Please count the lines below that contain the word "value", and reply with that number alone.

==== Material to process ====

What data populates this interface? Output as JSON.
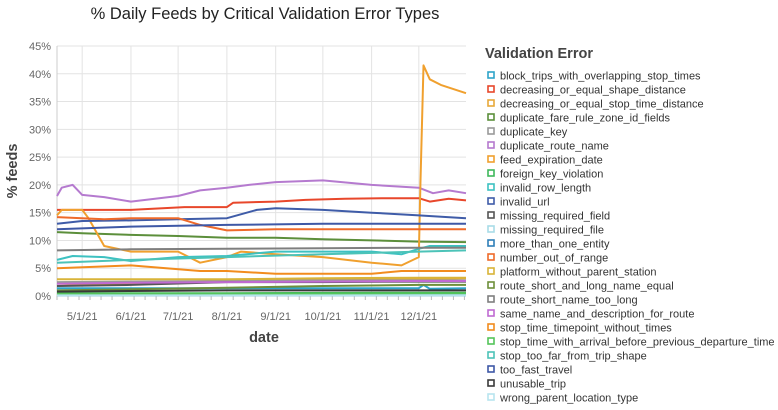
{
  "chart_data": {
    "type": "line",
    "title": "% Daily Feeds by Critical Validation Error Types",
    "xlabel": "date",
    "ylabel": "% feeds",
    "ylim": [
      0,
      0.45
    ],
    "xlim": [
      "2021-04-15",
      "2021-12-31"
    ],
    "grid": true,
    "legend_position": "right",
    "legend_title": "Validation Error",
    "y_ticks": [
      {
        "value": 0,
        "label": "0%"
      },
      {
        "value": 0.05,
        "label": "5%"
      },
      {
        "value": 0.1,
        "label": "10%"
      },
      {
        "value": 0.15,
        "label": "15%"
      },
      {
        "value": 0.2,
        "label": "20%"
      },
      {
        "value": 0.25,
        "label": "25%"
      },
      {
        "value": 0.3,
        "label": "30%"
      },
      {
        "value": 0.35,
        "label": "35%"
      },
      {
        "value": 0.4,
        "label": "40%"
      },
      {
        "value": 0.45,
        "label": "45%"
      }
    ],
    "x_ticks": [
      {
        "date": "2021-05-01",
        "label": "5/1/21"
      },
      {
        "date": "2021-06-01",
        "label": "6/1/21"
      },
      {
        "date": "2021-07-01",
        "label": "7/1/21"
      },
      {
        "date": "2021-08-01",
        "label": "8/1/21"
      },
      {
        "date": "2021-09-01",
        "label": "9/1/21"
      },
      {
        "date": "2021-10-01",
        "label": "10/1/21"
      },
      {
        "date": "2021-11-01",
        "label": "11/1/21"
      },
      {
        "date": "2021-12-01",
        "label": "12/1/21"
      }
    ],
    "series": [
      {
        "name": "block_trips_with_overlapping_stop_times",
        "color": "#2ea4c9",
        "points": [
          [
            "2021-04-15",
            0.014
          ],
          [
            "2021-07-01",
            0.014
          ],
          [
            "2021-12-01",
            0.014
          ],
          [
            "2021-12-04",
            0.02
          ],
          [
            "2021-12-08",
            0.013
          ],
          [
            "2021-12-31",
            0.014
          ]
        ]
      },
      {
        "name": "decreasing_or_equal_shape_distance",
        "color": "#e8472b",
        "points": [
          [
            "2021-04-15",
            0.155
          ],
          [
            "2021-05-10",
            0.155
          ],
          [
            "2021-06-01",
            0.155
          ],
          [
            "2021-07-05",
            0.16
          ],
          [
            "2021-08-01",
            0.16
          ],
          [
            "2021-08-05",
            0.168
          ],
          [
            "2021-09-01",
            0.17
          ],
          [
            "2021-09-20",
            0.173
          ],
          [
            "2021-10-15",
            0.175
          ],
          [
            "2021-11-10",
            0.176
          ],
          [
            "2021-12-01",
            0.176
          ],
          [
            "2021-12-08",
            0.17
          ],
          [
            "2021-12-20",
            0.175
          ],
          [
            "2021-12-31",
            0.172
          ]
        ]
      },
      {
        "name": "decreasing_or_equal_stop_time_distance",
        "color": "#e8a83a",
        "points": [
          [
            "2021-04-15",
            0.018
          ],
          [
            "2021-05-01",
            0.02
          ],
          [
            "2021-06-01",
            0.022
          ],
          [
            "2021-07-01",
            0.025
          ],
          [
            "2021-08-01",
            0.028
          ],
          [
            "2021-09-01",
            0.03
          ],
          [
            "2021-10-01",
            0.03
          ],
          [
            "2021-11-01",
            0.03
          ],
          [
            "2021-12-01",
            0.03
          ],
          [
            "2021-12-31",
            0.032
          ]
        ]
      },
      {
        "name": "duplicate_fare_rule_zone_id_fields",
        "color": "#5c8f3b",
        "points": [
          [
            "2021-04-15",
            0.115
          ],
          [
            "2021-05-01",
            0.113
          ],
          [
            "2021-06-01",
            0.11
          ],
          [
            "2021-07-01",
            0.108
          ],
          [
            "2021-08-01",
            0.105
          ],
          [
            "2021-09-01",
            0.105
          ],
          [
            "2021-10-01",
            0.102
          ],
          [
            "2021-11-01",
            0.1
          ],
          [
            "2021-12-01",
            0.098
          ],
          [
            "2021-12-31",
            0.097
          ]
        ]
      },
      {
        "name": "duplicate_key",
        "color": "#999999",
        "points": [
          [
            "2021-04-15",
            0.025
          ],
          [
            "2021-06-01",
            0.026
          ],
          [
            "2021-08-01",
            0.027
          ],
          [
            "2021-10-01",
            0.028
          ],
          [
            "2021-12-01",
            0.028
          ],
          [
            "2021-12-31",
            0.028
          ]
        ]
      },
      {
        "name": "duplicate_route_name",
        "color": "#b57acf",
        "points": [
          [
            "2021-04-15",
            0.18
          ],
          [
            "2021-04-18",
            0.195
          ],
          [
            "2021-04-25",
            0.2
          ],
          [
            "2021-05-01",
            0.182
          ],
          [
            "2021-05-15",
            0.178
          ],
          [
            "2021-06-01",
            0.17
          ],
          [
            "2021-07-01",
            0.18
          ],
          [
            "2021-07-15",
            0.19
          ],
          [
            "2021-08-01",
            0.195
          ],
          [
            "2021-08-15",
            0.2
          ],
          [
            "2021-09-01",
            0.205
          ],
          [
            "2021-10-01",
            0.208
          ],
          [
            "2021-11-01",
            0.2
          ],
          [
            "2021-12-01",
            0.195
          ],
          [
            "2021-12-10",
            0.185
          ],
          [
            "2021-12-20",
            0.19
          ],
          [
            "2021-12-31",
            0.185
          ]
        ]
      },
      {
        "name": "feed_expiration_date",
        "color": "#f0a02e",
        "points": [
          [
            "2021-04-15",
            0.145
          ],
          [
            "2021-04-18",
            0.155
          ],
          [
            "2021-05-01",
            0.155
          ],
          [
            "2021-05-05",
            0.14
          ],
          [
            "2021-05-15",
            0.09
          ],
          [
            "2021-06-01",
            0.08
          ],
          [
            "2021-07-01",
            0.08
          ],
          [
            "2021-07-15",
            0.06
          ],
          [
            "2021-08-01",
            0.07
          ],
          [
            "2021-08-10",
            0.08
          ],
          [
            "2021-09-01",
            0.075
          ],
          [
            "2021-10-01",
            0.07
          ],
          [
            "2021-11-01",
            0.06
          ],
          [
            "2021-11-20",
            0.055
          ],
          [
            "2021-12-01",
            0.07
          ],
          [
            "2021-12-02",
            0.2
          ],
          [
            "2021-12-04",
            0.415
          ],
          [
            "2021-12-08",
            0.39
          ],
          [
            "2021-12-15",
            0.38
          ],
          [
            "2021-12-31",
            0.365
          ]
        ]
      },
      {
        "name": "foreign_key_violation",
        "color": "#3fb85b",
        "points": [
          [
            "2021-04-15",
            0.005
          ],
          [
            "2021-08-01",
            0.005
          ],
          [
            "2021-12-01",
            0.006
          ],
          [
            "2021-12-31",
            0.006
          ]
        ]
      },
      {
        "name": "invalid_row_length",
        "color": "#3dc1c1",
        "points": [
          [
            "2021-04-15",
            0.065
          ],
          [
            "2021-04-25",
            0.072
          ],
          [
            "2021-05-15",
            0.07
          ],
          [
            "2021-06-01",
            0.063
          ],
          [
            "2021-07-01",
            0.07
          ],
          [
            "2021-08-01",
            0.072
          ],
          [
            "2021-09-01",
            0.08
          ],
          [
            "2021-10-01",
            0.08
          ],
          [
            "2021-11-01",
            0.08
          ],
          [
            "2021-11-20",
            0.075
          ],
          [
            "2021-12-01",
            0.085
          ],
          [
            "2021-12-08",
            0.09
          ],
          [
            "2021-12-31",
            0.09
          ]
        ]
      },
      {
        "name": "invalid_url",
        "color": "#3f5ca8",
        "points": [
          [
            "2021-04-15",
            0.13
          ],
          [
            "2021-05-01",
            0.135
          ],
          [
            "2021-06-01",
            0.136
          ],
          [
            "2021-07-01",
            0.138
          ],
          [
            "2021-08-01",
            0.14
          ],
          [
            "2021-08-20",
            0.155
          ],
          [
            "2021-09-01",
            0.158
          ],
          [
            "2021-10-01",
            0.155
          ],
          [
            "2021-11-01",
            0.15
          ],
          [
            "2021-12-01",
            0.145
          ],
          [
            "2021-12-31",
            0.14
          ]
        ]
      },
      {
        "name": "missing_required_field",
        "color": "#555555",
        "points": [
          [
            "2021-04-15",
            0.018
          ],
          [
            "2021-06-01",
            0.02
          ],
          [
            "2021-08-01",
            0.025
          ],
          [
            "2021-10-01",
            0.025
          ],
          [
            "2021-12-01",
            0.026
          ],
          [
            "2021-12-31",
            0.026
          ]
        ]
      },
      {
        "name": "missing_required_file",
        "color": "#a8dce8",
        "points": [
          [
            "2021-04-15",
            0.002
          ],
          [
            "2021-08-01",
            0.002
          ],
          [
            "2021-12-01",
            0.003
          ],
          [
            "2021-12-31",
            0.003
          ]
        ]
      },
      {
        "name": "more_than_one_entity",
        "color": "#2f7fb8",
        "points": [
          [
            "2021-04-15",
            0.001
          ],
          [
            "2021-12-31",
            0.001
          ]
        ]
      },
      {
        "name": "number_out_of_range",
        "color": "#ef6a2a",
        "points": [
          [
            "2021-04-15",
            0.142
          ],
          [
            "2021-05-01",
            0.14
          ],
          [
            "2021-05-15",
            0.138
          ],
          [
            "2021-06-01",
            0.14
          ],
          [
            "2021-07-01",
            0.14
          ],
          [
            "2021-07-15",
            0.128
          ],
          [
            "2021-08-01",
            0.118
          ],
          [
            "2021-09-01",
            0.12
          ],
          [
            "2021-10-01",
            0.12
          ],
          [
            "2021-11-01",
            0.12
          ],
          [
            "2021-12-01",
            0.12
          ],
          [
            "2021-12-31",
            0.12
          ]
        ]
      },
      {
        "name": "platform_without_parent_station",
        "color": "#d9b438",
        "points": [
          [
            "2021-04-15",
            0.03
          ],
          [
            "2021-06-01",
            0.03
          ],
          [
            "2021-08-01",
            0.03
          ],
          [
            "2021-10-01",
            0.032
          ],
          [
            "2021-12-01",
            0.033
          ],
          [
            "2021-12-31",
            0.033
          ]
        ]
      },
      {
        "name": "route_short_and_long_name_equal",
        "color": "#6e8f3a",
        "points": [
          [
            "2021-04-15",
            0.01
          ],
          [
            "2021-06-01",
            0.012
          ],
          [
            "2021-08-01",
            0.015
          ],
          [
            "2021-10-01",
            0.018
          ],
          [
            "2021-12-01",
            0.02
          ],
          [
            "2021-12-31",
            0.02
          ]
        ]
      },
      {
        "name": "route_short_name_too_long",
        "color": "#7f7f7f",
        "points": [
          [
            "2021-04-15",
            0.082
          ],
          [
            "2021-06-01",
            0.084
          ],
          [
            "2021-08-01",
            0.085
          ],
          [
            "2021-10-01",
            0.086
          ],
          [
            "2021-12-01",
            0.087
          ],
          [
            "2021-12-31",
            0.087
          ]
        ]
      },
      {
        "name": "same_name_and_description_for_route",
        "color": "#c06ad2",
        "points": [
          [
            "2021-04-15",
            0.022
          ],
          [
            "2021-06-01",
            0.024
          ],
          [
            "2021-08-01",
            0.025
          ],
          [
            "2021-10-01",
            0.026
          ],
          [
            "2021-12-01",
            0.027
          ],
          [
            "2021-12-31",
            0.027
          ]
        ]
      },
      {
        "name": "stop_time_timepoint_without_times",
        "color": "#f28c1e",
        "points": [
          [
            "2021-04-15",
            0.05
          ],
          [
            "2021-06-01",
            0.055
          ],
          [
            "2021-07-15",
            0.045
          ],
          [
            "2021-08-01",
            0.045
          ],
          [
            "2021-09-01",
            0.04
          ],
          [
            "2021-10-01",
            0.04
          ],
          [
            "2021-11-01",
            0.04
          ],
          [
            "2021-11-20",
            0.045
          ],
          [
            "2021-12-01",
            0.045
          ],
          [
            "2021-12-31",
            0.045
          ]
        ]
      },
      {
        "name": "stop_time_with_arrival_before_previous_departure_time",
        "color": "#54c45a",
        "points": [
          [
            "2021-04-15",
            0.004
          ],
          [
            "2021-08-01",
            0.004
          ],
          [
            "2021-12-01",
            0.005
          ],
          [
            "2021-12-31",
            0.005
          ]
        ]
      },
      {
        "name": "stop_too_far_from_trip_shape",
        "color": "#4cc3b8",
        "points": [
          [
            "2021-04-15",
            0.06
          ],
          [
            "2021-06-01",
            0.065
          ],
          [
            "2021-08-01",
            0.07
          ],
          [
            "2021-10-01",
            0.075
          ],
          [
            "2021-12-01",
            0.08
          ],
          [
            "2021-12-31",
            0.082
          ]
        ]
      },
      {
        "name": "too_fast_travel",
        "color": "#3e58a6",
        "points": [
          [
            "2021-04-15",
            0.12
          ],
          [
            "2021-06-01",
            0.125
          ],
          [
            "2021-08-01",
            0.128
          ],
          [
            "2021-10-01",
            0.13
          ],
          [
            "2021-12-01",
            0.13
          ],
          [
            "2021-12-31",
            0.13
          ]
        ]
      },
      {
        "name": "unusable_trip",
        "color": "#3a3a3a",
        "points": [
          [
            "2021-04-15",
            0.008
          ],
          [
            "2021-06-01",
            0.009
          ],
          [
            "2021-08-01",
            0.01
          ],
          [
            "2021-10-01",
            0.01
          ],
          [
            "2021-12-01",
            0.01
          ],
          [
            "2021-12-31",
            0.01
          ]
        ]
      },
      {
        "name": "wrong_parent_location_type",
        "color": "#b8e4ef",
        "points": [
          [
            "2021-04-15",
            0.001
          ],
          [
            "2021-12-31",
            0.001
          ]
        ]
      }
    ]
  }
}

====

Problem solution | 10